Extract the listing below in full, unchanged.

### Input data:
-=-=-=-=-
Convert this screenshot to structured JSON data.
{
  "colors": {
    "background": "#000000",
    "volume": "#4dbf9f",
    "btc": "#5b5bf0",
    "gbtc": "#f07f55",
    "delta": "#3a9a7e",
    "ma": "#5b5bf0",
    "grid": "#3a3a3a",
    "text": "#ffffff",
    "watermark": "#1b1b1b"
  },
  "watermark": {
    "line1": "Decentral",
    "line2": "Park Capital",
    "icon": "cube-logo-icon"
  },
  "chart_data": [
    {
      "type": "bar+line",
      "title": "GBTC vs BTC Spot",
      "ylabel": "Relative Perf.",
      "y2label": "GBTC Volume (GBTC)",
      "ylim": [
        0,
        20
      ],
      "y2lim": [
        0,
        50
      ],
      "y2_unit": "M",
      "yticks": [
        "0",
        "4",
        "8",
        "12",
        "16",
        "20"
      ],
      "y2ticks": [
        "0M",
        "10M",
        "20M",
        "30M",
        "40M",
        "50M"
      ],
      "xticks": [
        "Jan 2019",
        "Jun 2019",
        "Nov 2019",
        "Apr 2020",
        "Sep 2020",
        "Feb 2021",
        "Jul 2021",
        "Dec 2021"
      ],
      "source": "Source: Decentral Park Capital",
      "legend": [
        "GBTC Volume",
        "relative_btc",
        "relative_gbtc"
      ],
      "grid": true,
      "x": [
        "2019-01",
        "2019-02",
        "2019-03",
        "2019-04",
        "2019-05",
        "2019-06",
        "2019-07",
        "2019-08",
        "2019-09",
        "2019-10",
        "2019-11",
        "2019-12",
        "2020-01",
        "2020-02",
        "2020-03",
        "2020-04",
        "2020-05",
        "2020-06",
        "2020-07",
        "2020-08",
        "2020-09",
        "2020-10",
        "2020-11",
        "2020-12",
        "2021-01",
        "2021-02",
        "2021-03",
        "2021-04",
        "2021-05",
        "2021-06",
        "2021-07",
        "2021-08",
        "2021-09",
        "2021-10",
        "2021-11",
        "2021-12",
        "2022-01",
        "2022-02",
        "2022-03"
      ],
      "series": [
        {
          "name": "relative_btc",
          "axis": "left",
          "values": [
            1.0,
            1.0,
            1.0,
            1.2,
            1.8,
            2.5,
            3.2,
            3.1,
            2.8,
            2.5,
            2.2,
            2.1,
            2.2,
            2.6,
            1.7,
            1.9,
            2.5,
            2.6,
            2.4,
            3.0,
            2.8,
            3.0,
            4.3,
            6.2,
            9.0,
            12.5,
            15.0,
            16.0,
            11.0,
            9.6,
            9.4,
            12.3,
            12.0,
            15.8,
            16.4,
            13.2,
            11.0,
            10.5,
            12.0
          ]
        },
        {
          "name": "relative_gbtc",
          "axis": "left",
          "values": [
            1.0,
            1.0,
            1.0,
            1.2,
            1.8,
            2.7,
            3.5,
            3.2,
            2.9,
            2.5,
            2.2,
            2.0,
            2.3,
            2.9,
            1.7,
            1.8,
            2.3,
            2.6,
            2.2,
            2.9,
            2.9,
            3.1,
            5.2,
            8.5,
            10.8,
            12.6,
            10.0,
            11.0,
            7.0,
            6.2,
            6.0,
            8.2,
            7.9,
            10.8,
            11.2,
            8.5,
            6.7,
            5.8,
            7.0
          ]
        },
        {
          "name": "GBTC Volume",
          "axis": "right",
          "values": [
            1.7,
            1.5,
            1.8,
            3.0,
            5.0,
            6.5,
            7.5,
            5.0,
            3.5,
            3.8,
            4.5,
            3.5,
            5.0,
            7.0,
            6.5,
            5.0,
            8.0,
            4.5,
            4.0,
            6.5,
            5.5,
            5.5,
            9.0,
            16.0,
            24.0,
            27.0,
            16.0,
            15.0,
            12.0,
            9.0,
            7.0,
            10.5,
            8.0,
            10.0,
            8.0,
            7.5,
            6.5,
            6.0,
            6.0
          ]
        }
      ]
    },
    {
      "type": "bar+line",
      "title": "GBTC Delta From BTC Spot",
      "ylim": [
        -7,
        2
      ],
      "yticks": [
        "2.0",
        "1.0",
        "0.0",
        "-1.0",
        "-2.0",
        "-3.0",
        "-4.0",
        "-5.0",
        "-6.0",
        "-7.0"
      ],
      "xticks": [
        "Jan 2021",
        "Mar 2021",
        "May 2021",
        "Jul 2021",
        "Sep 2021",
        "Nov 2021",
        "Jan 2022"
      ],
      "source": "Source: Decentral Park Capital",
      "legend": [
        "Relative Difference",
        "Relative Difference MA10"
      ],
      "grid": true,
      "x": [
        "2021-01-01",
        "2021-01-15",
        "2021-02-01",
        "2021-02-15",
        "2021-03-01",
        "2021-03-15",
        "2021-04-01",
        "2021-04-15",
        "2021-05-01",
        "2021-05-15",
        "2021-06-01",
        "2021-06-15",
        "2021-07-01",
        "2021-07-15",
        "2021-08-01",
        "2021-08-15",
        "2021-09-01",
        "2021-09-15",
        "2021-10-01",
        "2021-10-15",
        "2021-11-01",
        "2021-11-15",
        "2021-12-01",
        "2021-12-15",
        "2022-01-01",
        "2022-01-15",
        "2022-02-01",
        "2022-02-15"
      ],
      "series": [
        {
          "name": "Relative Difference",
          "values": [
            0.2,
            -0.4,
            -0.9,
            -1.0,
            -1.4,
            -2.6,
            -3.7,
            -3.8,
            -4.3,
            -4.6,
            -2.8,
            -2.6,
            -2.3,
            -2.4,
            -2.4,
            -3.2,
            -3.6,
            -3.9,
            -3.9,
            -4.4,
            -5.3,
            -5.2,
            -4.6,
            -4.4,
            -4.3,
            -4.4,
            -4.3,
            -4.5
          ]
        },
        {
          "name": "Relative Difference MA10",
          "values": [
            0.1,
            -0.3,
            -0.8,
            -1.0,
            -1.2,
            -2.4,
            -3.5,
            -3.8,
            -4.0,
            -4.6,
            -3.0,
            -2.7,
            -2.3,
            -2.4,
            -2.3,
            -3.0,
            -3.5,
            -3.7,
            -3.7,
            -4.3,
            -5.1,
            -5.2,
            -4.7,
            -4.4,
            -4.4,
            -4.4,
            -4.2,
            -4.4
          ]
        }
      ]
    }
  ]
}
-=-=-=-=-
### Result:
Convert this screenshot to structured JSON data.
{
  "colors": {
    "background": "#000000",
    "volume": "#4dbf9f",
    "btc": "#5b5bf0",
    "gbtc": "#f07f55",
    "delta": "#3a9a7e",
    "ma": "#5b5bf0",
    "grid": "#3a3a3a",
    "text": "#ffffff",
    "watermark": "#1b1b1b"
  },
  "watermark": {
    "line1": "Decentral",
    "line2": "Park Capital",
    "icon": "cube-logo-icon"
  },
  "chart_data": [
    {
      "type": "bar+line",
      "title": "GBTC vs BTC Spot",
      "ylabel": "Relative Perf.",
      "y2label": "GBTC Volume (GBTC)",
      "ylim": [
        0,
        20
      ],
      "y2lim": [
        0,
        50
      ],
      "y2_unit": "M",
      "yticks": [
        "0",
        "4",
        "8",
        "12",
        "16",
        "20"
      ],
      "y2ticks": [
        "0M",
        "10M",
        "20M",
        "30M",
        "40M",
        "50M"
      ],
      "xticks": [
        "Jan 2019",
        "Jun 2019",
        "Nov 2019",
        "Apr 2020",
        "Sep 2020",
        "Feb 2021",
        "Jul 2021",
        "Dec 2021"
      ],
      "source": "Source: Decentral Park Capital",
      "legend": [
        "GBTC Volume",
        "relative_btc",
        "relative_gbtc"
      ],
      "grid": true,
      "x": [
        "2019-01",
        "2019-02",
        "2019-03",
        "2019-04",
        "2019-05",
        "2019-06",
        "2019-07",
        "2019-08",
        "2019-09",
        "2019-10",
        "2019-11",
        "2019-12",
        "2020-01",
        "2020-02",
        "2020-03",
        "2020-04",
        "2020-05",
        "2020-06",
        "2020-07",
        "2020-08",
        "2020-09",
        "2020-10",
        "2020-11",
        "2020-12",
        "2021-01",
        "2021-02",
        "2021-03",
        "2021-04",
        "2021-05",
        "2021-06",
        "2021-07",
        "2021-08",
        "2021-09",
        "2021-10",
        "2021-11",
        "2021-12",
        "2022-01",
        "2022-02",
        "2022-03"
      ],
      "series": [
        {
          "name": "relative_btc",
          "axis": "left",
          "values": [
            1.0,
            1.0,
            1.0,
            1.2,
            1.8,
            2.5,
            3.2,
            3.1,
            2.8,
            2.5,
            2.2,
            2.1,
            2.2,
            2.6,
            1.7,
            1.9,
            2.5,
            2.6,
            2.4,
            3.0,
            2.8,
            3.0,
            4.3,
            6.2,
            9.0,
            12.5,
            15.0,
            16.0,
            11.0,
            9.6,
            9.4,
            12.3,
            12.0,
            15.8,
            16.4,
            13.2,
            11.0,
            10.5,
            12.0
          ]
        },
        {
          "name": "relative_gbtc",
          "axis": "left",
          "values": [
            1.0,
            1.0,
            1.0,
            1.2,
            1.8,
            2.7,
            3.5,
            3.2,
            2.9,
            2.5,
            2.2,
            2.0,
            2.3,
            2.9,
            1.7,
            1.8,
            2.3,
            2.6,
            2.2,
            2.9,
            2.9,
            3.1,
            5.2,
            8.5,
            10.8,
            12.6,
            10.0,
            11.0,
            7.0,
            6.2,
            6.0,
            8.2,
            7.9,
            10.8,
            11.2,
            8.5,
            6.7,
            5.8,
            7.0
          ]
        },
        {
          "name": "GBTC Volume",
          "axis": "right",
          "values": [
            1.7,
            1.5,
            1.8,
            3.0,
            5.0,
            6.5,
            7.5,
            5.0,
            3.5,
            3.8,
            4.5,
            3.5,
            5.0,
            7.0,
            6.5,
            5.0,
            8.0,
            4.5,
            4.0,
            6.5,
            5.5,
            5.5,
            9.0,
            16.0,
            24.0,
            27.0,
            16.0,
            15.0,
            12.0,
            9.0,
            7.0,
            10.5,
            8.0,
            10.0,
            8.0,
            7.5,
            6.5,
            6.0,
            6.0
          ]
        }
      ]
    },
    {
      "type": "bar+line",
      "title": "GBTC Delta From BTC Spot",
      "ylim": [
        -7,
        2
      ],
      "yticks": [
        "2.0",
        "1.0",
        "0.0",
        "-1.0",
        "-2.0",
        "-3.0",
        "-4.0",
        "-5.0",
        "-6.0",
        "-7.0"
      ],
      "xticks": [
        "Jan 2021",
        "Mar 2021",
        "May 2021",
        "Jul 2021",
        "Sep 2021",
        "Nov 2021",
        "Jan 2022"
      ],
      "source": "Source: Decentral Park Capital",
      "legend": [
        "Relative Difference",
        "Relative Difference MA10"
      ],
      "grid": true,
      "x": [
        "2021-01-01",
        "2021-01-15",
        "2021-02-01",
        "2021-02-15",
        "2021-03-01",
        "2021-03-15",
        "2021-04-01",
        "2021-04-15",
        "2021-05-01",
        "2021-05-15",
        "2021-06-01",
        "2021-06-15",
        "2021-07-01",
        "2021-07-15",
        "2021-08-01",
        "2021-08-15",
        "2021-09-01",
        "2021-09-15",
        "2021-10-01",
        "2021-10-15",
        "2021-11-01",
        "2021-11-15",
        "2021-12-01",
        "2021-12-15",
        "2022-01-01",
        "2022-01-15",
        "2022-02-01",
        "2022-02-15"
      ],
      "series": [
        {
          "name": "Relative Difference",
          "values": [
            0.2,
            -0.4,
            -0.9,
            -1.0,
            -1.4,
            -2.6,
            -3.7,
            -3.8,
            -4.3,
            -4.6,
            -2.8,
            -2.6,
            -2.3,
            -2.4,
            -2.4,
            -3.2,
            -3.6,
            -3.9,
            -3.9,
            -4.4,
            -5.3,
            -5.2,
            -4.6,
            -4.4,
            -4.3,
            -4.4,
            -4.3,
            -4.5
          ]
        },
        {
          "name": "Relative Difference MA10",
          "values": [
            0.1,
            -0.3,
            -0.8,
            -1.0,
            -1.2,
            -2.4,
            -3.5,
            -3.8,
            -4.0,
            -4.6,
            -3.0,
            -2.7,
            -2.3,
            -2.4,
            -2.3,
            -3.0,
            -3.5,
            -3.7,
            -3.7,
            -4.3,
            -5.1,
            -5.2,
            -4.7,
            -4.4,
            -4.4,
            -4.4,
            -4.2,
            -4.4
          ]
        }
      ]
    }
  ]
}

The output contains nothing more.